• **EXERCISE DIRECTIONS**: All lines in the data bearing the string "name" should be identified and copied.

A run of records

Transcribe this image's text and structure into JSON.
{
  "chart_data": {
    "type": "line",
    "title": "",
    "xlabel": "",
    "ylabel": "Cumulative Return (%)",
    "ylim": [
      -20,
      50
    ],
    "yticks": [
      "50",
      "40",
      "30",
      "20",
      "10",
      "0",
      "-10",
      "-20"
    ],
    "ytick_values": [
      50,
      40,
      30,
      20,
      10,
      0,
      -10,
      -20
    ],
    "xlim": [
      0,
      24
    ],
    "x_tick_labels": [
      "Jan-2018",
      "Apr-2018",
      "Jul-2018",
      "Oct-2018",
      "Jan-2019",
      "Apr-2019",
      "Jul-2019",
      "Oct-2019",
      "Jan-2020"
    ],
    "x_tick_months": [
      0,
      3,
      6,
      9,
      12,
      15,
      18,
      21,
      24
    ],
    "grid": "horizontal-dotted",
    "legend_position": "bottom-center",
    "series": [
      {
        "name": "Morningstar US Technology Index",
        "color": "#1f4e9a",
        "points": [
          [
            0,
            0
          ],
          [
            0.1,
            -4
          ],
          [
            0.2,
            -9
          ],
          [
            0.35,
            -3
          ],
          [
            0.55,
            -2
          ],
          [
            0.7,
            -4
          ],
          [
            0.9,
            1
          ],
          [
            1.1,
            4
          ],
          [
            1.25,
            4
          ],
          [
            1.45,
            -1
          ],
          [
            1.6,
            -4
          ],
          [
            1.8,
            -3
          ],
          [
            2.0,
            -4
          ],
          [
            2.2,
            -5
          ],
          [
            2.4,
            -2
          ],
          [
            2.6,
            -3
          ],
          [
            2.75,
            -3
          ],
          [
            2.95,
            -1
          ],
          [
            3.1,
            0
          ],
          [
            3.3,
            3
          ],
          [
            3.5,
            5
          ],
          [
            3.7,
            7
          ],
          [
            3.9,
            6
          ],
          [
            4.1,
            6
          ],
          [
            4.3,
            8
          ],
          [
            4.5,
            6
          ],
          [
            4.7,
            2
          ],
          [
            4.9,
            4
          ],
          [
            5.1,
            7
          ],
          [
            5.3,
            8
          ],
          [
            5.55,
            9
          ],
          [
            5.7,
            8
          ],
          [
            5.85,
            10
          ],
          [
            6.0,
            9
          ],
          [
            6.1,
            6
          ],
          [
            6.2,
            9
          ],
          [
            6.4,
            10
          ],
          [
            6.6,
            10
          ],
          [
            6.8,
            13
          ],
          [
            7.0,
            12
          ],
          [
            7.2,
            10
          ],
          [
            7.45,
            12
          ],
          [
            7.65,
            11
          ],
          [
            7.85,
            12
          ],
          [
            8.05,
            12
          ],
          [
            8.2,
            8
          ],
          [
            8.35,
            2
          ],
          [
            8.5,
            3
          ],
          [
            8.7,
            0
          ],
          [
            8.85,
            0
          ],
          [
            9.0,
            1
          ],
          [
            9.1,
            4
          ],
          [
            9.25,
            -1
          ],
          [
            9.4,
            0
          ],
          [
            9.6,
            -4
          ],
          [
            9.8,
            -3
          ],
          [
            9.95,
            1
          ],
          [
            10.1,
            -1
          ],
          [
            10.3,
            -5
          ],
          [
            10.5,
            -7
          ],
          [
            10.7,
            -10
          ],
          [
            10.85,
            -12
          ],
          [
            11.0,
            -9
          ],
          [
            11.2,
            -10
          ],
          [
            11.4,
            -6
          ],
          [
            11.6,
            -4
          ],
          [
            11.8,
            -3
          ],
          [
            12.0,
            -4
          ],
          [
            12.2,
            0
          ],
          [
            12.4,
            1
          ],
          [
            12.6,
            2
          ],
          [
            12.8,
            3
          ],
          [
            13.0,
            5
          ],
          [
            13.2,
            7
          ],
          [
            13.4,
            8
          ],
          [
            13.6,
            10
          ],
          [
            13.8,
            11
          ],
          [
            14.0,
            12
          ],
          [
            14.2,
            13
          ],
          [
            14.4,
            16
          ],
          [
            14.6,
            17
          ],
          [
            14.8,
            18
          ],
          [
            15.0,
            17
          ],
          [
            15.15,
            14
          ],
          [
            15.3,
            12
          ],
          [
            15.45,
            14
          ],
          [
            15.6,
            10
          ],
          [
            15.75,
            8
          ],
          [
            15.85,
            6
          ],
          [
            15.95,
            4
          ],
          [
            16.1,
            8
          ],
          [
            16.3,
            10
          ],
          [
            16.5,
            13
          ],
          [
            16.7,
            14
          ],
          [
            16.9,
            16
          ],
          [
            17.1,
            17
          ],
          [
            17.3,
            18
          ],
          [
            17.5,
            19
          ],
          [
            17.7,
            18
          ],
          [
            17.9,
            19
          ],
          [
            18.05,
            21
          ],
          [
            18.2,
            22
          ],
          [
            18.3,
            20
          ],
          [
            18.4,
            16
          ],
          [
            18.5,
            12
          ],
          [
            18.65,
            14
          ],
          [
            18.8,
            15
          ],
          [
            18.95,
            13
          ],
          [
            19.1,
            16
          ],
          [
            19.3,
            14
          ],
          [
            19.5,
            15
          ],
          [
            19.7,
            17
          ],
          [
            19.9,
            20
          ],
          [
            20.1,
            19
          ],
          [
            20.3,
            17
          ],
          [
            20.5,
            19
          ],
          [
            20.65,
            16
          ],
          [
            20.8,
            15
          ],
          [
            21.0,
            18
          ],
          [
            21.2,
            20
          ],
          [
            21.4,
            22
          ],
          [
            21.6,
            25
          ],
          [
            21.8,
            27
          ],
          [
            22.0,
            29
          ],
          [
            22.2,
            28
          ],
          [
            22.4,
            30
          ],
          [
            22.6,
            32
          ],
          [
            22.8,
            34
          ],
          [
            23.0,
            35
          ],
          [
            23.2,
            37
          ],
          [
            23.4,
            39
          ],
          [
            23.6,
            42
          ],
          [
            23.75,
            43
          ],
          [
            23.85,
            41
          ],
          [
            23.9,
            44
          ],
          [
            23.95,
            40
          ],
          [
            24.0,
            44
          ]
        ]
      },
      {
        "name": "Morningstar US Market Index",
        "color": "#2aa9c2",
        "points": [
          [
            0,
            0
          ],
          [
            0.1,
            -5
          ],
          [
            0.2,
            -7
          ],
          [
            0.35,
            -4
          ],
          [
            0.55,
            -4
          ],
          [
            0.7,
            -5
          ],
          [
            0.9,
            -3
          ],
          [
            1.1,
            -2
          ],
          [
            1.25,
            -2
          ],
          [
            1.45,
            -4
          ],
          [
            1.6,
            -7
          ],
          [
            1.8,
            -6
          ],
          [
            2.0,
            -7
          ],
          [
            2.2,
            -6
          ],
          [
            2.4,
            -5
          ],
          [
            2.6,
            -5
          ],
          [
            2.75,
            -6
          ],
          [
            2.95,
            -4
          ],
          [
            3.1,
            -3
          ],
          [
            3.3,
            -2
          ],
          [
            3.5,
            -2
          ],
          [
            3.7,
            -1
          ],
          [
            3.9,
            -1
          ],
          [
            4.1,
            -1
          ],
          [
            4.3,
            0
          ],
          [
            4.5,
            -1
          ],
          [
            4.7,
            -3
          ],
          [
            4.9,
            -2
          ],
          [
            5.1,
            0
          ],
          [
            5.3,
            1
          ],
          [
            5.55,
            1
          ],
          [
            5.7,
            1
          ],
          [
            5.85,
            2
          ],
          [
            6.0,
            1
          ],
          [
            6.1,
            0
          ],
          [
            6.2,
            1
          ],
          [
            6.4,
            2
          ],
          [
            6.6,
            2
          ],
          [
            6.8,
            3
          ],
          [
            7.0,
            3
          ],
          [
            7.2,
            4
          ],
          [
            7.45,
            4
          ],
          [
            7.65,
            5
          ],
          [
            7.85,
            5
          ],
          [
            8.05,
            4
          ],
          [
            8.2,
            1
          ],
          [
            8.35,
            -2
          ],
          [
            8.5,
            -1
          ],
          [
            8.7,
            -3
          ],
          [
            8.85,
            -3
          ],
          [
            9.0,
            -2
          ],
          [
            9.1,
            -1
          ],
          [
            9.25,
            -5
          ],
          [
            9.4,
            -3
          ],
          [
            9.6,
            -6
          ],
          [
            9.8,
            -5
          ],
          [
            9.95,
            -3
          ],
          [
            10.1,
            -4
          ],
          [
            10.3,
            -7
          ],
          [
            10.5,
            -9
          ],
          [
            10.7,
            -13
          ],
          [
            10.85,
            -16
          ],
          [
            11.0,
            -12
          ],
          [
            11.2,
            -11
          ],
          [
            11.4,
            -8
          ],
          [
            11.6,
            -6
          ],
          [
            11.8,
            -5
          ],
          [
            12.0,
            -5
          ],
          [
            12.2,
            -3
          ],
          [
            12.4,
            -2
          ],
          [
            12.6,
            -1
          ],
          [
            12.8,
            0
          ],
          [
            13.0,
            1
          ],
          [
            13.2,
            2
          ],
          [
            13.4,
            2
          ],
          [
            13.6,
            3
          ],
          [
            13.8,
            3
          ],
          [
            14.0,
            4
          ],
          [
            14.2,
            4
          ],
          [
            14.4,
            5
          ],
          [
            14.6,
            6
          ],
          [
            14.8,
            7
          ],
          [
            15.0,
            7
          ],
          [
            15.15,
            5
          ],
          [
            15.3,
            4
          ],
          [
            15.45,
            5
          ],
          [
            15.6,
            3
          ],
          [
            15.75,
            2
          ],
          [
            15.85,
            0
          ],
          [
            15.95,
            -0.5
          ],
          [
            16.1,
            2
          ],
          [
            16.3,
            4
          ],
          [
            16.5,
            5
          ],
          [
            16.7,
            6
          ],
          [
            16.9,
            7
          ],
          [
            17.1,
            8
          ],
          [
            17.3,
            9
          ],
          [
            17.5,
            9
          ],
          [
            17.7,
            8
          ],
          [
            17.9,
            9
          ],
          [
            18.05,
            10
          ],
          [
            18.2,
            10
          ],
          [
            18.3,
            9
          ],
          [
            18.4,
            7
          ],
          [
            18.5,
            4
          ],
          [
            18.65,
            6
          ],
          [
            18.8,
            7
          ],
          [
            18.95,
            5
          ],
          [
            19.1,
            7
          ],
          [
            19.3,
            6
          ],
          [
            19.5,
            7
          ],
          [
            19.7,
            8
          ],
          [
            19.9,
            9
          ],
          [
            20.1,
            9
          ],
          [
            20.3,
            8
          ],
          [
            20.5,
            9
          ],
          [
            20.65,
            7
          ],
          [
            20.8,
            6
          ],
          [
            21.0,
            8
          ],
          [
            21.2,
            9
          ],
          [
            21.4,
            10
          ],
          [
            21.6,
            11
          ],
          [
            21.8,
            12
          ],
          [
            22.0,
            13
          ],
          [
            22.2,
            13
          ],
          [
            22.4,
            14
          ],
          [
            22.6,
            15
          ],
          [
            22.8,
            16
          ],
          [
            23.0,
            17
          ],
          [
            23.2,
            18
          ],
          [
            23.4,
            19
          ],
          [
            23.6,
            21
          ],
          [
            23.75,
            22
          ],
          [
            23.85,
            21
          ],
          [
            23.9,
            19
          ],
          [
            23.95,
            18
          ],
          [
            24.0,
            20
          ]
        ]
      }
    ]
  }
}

• **FINISHED EXERCISE**:
        "name": "Morningstar US Technology Index",
        "name": "Morningstar US Market Index",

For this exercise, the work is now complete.